Dataset items
___
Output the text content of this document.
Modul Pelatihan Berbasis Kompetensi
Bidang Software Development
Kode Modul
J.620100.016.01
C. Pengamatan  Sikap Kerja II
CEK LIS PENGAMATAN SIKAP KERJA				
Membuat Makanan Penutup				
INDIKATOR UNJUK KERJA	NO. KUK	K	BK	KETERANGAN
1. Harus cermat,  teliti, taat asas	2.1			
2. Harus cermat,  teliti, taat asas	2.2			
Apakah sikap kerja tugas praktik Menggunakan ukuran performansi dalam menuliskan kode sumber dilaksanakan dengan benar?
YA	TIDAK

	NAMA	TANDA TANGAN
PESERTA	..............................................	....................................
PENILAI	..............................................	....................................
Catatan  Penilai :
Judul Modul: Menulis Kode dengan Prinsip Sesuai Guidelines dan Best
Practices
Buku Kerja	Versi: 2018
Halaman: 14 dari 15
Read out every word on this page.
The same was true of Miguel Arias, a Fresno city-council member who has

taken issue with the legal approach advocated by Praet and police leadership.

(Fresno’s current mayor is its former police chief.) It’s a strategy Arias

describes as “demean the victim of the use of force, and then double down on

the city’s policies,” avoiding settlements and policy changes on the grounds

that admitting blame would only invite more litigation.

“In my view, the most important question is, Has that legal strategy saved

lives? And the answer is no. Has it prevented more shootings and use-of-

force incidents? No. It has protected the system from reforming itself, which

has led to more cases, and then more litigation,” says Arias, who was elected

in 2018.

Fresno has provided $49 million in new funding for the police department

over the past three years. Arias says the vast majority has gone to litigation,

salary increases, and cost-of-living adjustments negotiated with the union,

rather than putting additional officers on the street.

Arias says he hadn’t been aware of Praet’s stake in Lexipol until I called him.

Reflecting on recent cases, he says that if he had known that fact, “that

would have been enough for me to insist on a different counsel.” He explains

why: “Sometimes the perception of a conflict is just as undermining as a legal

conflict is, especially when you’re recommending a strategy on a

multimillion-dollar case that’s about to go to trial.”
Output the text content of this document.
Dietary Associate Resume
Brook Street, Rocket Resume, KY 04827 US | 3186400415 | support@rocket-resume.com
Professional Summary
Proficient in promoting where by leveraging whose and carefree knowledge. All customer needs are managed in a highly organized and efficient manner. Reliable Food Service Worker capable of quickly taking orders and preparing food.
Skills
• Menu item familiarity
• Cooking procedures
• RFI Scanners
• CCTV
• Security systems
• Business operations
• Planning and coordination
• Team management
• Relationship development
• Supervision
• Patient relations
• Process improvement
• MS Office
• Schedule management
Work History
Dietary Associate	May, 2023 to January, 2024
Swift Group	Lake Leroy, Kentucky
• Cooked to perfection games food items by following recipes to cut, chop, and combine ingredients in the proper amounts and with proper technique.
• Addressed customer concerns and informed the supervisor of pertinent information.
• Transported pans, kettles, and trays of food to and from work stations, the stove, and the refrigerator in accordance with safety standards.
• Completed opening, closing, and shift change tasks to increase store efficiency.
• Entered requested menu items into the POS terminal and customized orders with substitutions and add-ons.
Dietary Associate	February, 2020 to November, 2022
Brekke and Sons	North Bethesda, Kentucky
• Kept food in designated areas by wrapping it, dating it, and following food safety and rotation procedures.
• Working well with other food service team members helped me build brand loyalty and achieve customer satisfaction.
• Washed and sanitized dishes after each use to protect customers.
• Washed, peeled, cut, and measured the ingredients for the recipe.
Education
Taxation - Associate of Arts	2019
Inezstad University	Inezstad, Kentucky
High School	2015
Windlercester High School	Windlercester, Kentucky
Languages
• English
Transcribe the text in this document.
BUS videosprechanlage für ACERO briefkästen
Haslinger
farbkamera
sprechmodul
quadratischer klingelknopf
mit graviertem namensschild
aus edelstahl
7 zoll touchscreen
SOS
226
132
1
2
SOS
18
___
• Exercise goal: Transcribe exactly, and only, the lines from the one bearing "Transcribe the text in this document." through the last line of the entries, counting both.

• Task output:
Transcribe the text in this document.
BUS videosprechanlage für ACERO briefkästen
Haslinger
farbkamera
sprechmodul
quadratischer klingelknopf
mit graviertem namensschild
aus edelstahl
7 zoll touchscreen
SOS
226
132
1
2
SOS
18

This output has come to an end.